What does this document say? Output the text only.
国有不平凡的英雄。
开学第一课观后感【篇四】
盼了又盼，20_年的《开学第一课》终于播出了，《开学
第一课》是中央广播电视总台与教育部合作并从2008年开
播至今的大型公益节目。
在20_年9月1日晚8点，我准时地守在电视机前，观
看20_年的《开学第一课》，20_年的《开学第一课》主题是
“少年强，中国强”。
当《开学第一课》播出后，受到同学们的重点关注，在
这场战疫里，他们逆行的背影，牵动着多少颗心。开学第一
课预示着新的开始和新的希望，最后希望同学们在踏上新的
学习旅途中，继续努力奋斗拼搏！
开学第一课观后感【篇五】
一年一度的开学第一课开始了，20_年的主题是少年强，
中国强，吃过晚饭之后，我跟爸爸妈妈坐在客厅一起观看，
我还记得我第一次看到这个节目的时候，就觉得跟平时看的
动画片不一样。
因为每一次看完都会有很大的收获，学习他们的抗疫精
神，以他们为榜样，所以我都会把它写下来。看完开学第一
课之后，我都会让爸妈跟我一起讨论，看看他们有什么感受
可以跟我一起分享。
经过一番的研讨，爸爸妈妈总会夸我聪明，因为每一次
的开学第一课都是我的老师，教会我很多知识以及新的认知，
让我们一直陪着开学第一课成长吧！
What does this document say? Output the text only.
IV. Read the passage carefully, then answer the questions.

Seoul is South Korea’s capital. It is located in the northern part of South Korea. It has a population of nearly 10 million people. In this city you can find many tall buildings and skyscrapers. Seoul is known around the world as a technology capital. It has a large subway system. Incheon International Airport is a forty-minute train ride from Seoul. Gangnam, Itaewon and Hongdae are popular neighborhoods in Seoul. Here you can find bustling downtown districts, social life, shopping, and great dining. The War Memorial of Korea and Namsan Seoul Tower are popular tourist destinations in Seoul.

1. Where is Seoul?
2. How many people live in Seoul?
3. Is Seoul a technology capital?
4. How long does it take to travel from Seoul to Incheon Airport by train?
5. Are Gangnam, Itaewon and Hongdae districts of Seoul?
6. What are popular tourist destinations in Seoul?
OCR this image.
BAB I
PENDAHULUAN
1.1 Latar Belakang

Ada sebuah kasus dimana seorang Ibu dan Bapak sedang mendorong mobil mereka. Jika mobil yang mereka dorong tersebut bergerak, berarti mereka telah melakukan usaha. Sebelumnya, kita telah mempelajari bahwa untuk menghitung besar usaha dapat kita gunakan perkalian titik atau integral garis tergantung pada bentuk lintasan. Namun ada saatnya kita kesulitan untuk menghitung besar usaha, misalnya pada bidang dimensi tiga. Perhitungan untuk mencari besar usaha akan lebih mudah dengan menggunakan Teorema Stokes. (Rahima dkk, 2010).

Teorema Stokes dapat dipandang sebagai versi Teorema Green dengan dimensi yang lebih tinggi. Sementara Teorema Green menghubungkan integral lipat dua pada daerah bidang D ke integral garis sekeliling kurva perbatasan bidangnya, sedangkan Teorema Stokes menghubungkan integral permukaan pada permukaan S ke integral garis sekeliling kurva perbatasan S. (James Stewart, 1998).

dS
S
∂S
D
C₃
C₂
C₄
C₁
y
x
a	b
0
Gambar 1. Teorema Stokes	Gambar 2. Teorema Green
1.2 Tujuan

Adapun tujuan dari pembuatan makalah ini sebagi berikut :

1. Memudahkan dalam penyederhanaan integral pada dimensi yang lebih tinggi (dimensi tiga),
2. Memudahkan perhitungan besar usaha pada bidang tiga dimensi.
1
____
_The problem_. Please reproduce every line of the material word for word.

_Correct response_.
What does this document say? Output the text only.
国有不平凡的英雄。
开学第一课观后感【篇四】
盼了又盼，20_年的《开学第一课》终于播出了，《开学
第一课》是中央广播电视总台与教育部合作并从2008年开
播至今的大型公益节目。
在20_年9月1日晚8点，我准时地守在电视机前，观
看20_年的《开学第一课》，20_年的《开学第一课》主题是
“少年强，中国强”。
当《开学第一课》播出后，受到同学们的重点关注，在
这场战疫里，他们逆行的背影，牵动着多少颗心。开学第一
课预示着新的开始和新的希望，最后希望同学们在踏上新的
学习旅途中，继续努力奋斗拼搏！
开学第一课观后感【篇五】
一年一度的开学第一课开始了，20_年的主题是少年强，
中国强，吃过晚饭之后，我跟爸爸妈妈坐在客厅一起观看，
我还记得我第一次看到这个节目的时候，就觉得跟平时看的
动画片不一样。
因为每一次看完都会有很大的收获，学习他们的抗疫精
神，以他们为榜样，所以我都会把它写下来。看完开学第一
课之后，我都会让爸妈跟我一起讨论，看看他们有什么感受
可以跟我一起分享。
经过一番的研讨，爸爸妈妈总会夸我聪明，因为每一次
的开学第一课都是我的老师，教会我很多知识以及新的认知，
让我们一直陪着开学第一课成长吧！
What does this document say? Output the text only.
IV. Read the passage carefully, then answer the questions.

Seoul is South Korea’s capital. It is located in the northern part of South Korea. It has a population of nearly 10 million people. In this city you can find many tall buildings and skyscrapers. Seoul is known around the world as a technology capital. It has a large subway system. Incheon International Airport is a forty-minute train ride from Seoul. Gangnam, Itaewon and Hongdae are popular neighborhoods in Seoul. Here you can find bustling downtown districts, social life, shopping, and great dining. The War Memorial of Korea and Namsan Seoul Tower are popular tourist destinations in Seoul.

1. Where is Seoul?
2. How many people live in Seoul?
3. Is Seoul a technology capital?
4. How long does it take to travel from Seoul to Incheon Airport by train?
5. Are Gangnam, Itaewon and Hongdae districts of Seoul?
6. What are popular tourist destinations in Seoul?
OCR this image.
BAB I
PENDAHULUAN
1.1 Latar Belakang

Ada sebuah kasus dimana seorang Ibu dan Bapak sedang mendorong mobil mereka. Jika mobil yang mereka dorong tersebut bergerak, berarti mereka telah melakukan usaha. Sebelumnya, kita telah mempelajari bahwa untuk menghitung besar usaha dapat kita gunakan perkalian titik atau integral garis tergantung pada bentuk lintasan. Namun ada saatnya kita kesulitan untuk menghitung besar usaha, misalnya pada bidang dimensi tiga. Perhitungan untuk mencari besar usaha akan lebih mudah dengan menggunakan Teorema Stokes. (Rahima dkk, 2010).

Teorema Stokes dapat dipandang sebagai versi Teorema Green dengan dimensi yang lebih tinggi. Sementara Teorema Green menghubungkan integral lipat dua pada daerah bidang D ke integral garis sekeliling kurva perbatasan bidangnya, sedangkan Teorema Stokes menghubungkan integral permukaan pada permukaan S ke integral garis sekeliling kurva perbatasan S. (James Stewart, 1998).

dS
S
∂S
D
C₃
C₂
C₄
C₁
y
x
a	b
0
Gambar 1. Teorema Stokes	Gambar 2. Teorema Green
1.2 Tujuan

Adapun tujuan dari pembuatan makalah ini sebagi berikut :

1. Memudahkan dalam penyederhanaan integral pada dimensi yang lebih tinggi (dimensi tiga),
2. Memudahkan perhitungan besar usaha pada bidang tiga dimensi.
1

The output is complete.